### Dataset rows about figures
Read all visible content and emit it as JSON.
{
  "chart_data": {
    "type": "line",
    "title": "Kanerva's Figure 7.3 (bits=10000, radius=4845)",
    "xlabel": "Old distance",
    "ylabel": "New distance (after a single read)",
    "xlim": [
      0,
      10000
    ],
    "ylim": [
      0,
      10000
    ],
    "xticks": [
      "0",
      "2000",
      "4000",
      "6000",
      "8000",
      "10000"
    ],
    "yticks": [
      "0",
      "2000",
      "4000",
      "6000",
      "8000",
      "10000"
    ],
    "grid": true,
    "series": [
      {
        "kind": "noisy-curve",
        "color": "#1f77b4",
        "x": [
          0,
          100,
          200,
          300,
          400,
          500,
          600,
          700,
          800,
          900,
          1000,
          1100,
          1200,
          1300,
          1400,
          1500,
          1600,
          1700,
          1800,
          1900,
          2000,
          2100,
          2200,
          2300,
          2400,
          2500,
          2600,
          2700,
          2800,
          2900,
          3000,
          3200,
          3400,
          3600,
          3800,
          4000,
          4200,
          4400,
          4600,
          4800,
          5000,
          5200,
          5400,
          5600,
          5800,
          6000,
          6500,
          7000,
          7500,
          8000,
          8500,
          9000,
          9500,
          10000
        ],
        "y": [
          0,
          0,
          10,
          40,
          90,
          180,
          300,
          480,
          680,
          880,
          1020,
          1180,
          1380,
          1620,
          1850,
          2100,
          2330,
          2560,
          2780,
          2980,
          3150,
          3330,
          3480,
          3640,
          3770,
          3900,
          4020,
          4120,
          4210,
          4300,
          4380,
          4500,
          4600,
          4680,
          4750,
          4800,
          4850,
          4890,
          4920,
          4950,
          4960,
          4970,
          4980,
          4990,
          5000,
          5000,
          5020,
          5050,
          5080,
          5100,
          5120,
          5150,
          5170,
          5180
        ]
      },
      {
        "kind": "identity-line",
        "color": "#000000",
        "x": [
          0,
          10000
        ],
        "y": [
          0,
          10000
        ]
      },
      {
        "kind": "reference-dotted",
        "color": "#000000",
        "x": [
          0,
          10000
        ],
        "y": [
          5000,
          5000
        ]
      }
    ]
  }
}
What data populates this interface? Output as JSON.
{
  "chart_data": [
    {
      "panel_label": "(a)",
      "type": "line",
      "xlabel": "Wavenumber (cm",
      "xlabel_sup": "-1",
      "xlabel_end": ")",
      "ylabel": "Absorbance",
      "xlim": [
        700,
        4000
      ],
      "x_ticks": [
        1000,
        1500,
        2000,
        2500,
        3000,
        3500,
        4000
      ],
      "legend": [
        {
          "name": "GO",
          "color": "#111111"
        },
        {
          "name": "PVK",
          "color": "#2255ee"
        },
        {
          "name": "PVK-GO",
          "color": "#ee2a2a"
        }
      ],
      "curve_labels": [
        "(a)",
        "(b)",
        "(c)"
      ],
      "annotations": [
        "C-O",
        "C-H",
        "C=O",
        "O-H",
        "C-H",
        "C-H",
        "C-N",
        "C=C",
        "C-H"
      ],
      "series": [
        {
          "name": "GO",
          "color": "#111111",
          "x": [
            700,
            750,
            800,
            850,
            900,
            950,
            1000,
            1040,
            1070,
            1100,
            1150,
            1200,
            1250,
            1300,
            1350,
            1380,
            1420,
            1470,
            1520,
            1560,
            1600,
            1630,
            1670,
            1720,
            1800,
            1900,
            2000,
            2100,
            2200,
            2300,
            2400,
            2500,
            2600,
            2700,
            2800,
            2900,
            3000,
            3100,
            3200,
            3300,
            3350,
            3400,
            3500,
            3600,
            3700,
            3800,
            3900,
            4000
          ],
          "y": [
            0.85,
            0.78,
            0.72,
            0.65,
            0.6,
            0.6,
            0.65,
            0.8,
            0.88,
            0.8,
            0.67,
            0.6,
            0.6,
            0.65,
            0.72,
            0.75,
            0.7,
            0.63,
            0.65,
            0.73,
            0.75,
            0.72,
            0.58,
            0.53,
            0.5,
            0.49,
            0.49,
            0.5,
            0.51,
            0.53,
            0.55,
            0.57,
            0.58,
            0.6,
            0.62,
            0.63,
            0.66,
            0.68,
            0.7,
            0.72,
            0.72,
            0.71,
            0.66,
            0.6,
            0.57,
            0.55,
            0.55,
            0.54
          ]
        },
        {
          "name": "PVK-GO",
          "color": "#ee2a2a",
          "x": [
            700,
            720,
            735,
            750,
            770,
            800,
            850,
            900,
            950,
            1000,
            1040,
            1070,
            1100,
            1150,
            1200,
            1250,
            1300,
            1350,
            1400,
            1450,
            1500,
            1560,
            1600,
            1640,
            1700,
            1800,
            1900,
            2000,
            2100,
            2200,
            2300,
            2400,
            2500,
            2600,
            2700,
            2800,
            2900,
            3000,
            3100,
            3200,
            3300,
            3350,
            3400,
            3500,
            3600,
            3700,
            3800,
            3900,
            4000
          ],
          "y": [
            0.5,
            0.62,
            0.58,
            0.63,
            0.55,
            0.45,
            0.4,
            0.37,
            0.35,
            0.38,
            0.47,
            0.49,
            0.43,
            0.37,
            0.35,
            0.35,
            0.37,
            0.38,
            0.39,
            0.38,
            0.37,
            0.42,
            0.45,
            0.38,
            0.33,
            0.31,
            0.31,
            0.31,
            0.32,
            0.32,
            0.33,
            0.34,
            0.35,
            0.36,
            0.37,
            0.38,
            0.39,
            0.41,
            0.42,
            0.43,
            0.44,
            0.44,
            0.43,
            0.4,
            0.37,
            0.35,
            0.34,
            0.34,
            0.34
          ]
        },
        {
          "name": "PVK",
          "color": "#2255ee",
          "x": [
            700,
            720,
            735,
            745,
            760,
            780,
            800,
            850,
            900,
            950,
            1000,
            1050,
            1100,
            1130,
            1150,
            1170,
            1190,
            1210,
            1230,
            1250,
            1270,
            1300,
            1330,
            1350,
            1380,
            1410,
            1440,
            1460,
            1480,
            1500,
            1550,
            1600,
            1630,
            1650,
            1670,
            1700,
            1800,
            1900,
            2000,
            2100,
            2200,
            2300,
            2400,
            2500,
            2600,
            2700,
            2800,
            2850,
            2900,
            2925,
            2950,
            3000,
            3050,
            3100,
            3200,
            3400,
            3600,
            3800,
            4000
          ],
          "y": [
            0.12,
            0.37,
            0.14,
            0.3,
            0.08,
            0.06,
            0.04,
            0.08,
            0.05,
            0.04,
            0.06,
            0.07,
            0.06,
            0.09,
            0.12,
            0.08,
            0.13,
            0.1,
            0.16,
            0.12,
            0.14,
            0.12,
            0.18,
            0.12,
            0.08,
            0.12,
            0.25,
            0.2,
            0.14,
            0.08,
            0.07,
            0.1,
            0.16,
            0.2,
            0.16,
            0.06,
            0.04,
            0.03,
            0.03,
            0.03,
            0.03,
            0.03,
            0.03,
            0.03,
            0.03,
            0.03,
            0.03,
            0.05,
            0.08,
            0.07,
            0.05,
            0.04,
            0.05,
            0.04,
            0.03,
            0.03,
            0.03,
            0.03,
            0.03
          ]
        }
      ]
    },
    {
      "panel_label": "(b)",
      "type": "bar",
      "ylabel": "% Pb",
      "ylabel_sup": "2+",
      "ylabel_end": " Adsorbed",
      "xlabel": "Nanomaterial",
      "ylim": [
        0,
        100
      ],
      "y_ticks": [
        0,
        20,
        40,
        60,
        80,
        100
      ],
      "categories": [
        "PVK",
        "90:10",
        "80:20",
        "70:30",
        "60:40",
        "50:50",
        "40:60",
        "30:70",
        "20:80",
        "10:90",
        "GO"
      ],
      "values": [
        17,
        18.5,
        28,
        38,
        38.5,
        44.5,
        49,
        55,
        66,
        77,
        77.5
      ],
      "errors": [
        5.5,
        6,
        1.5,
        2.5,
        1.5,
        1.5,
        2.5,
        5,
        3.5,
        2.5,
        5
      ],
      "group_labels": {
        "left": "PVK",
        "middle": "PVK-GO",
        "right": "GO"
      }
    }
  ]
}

### Task goal
State how many lines of the data include the word "distance", with nothing else.

### Answer
2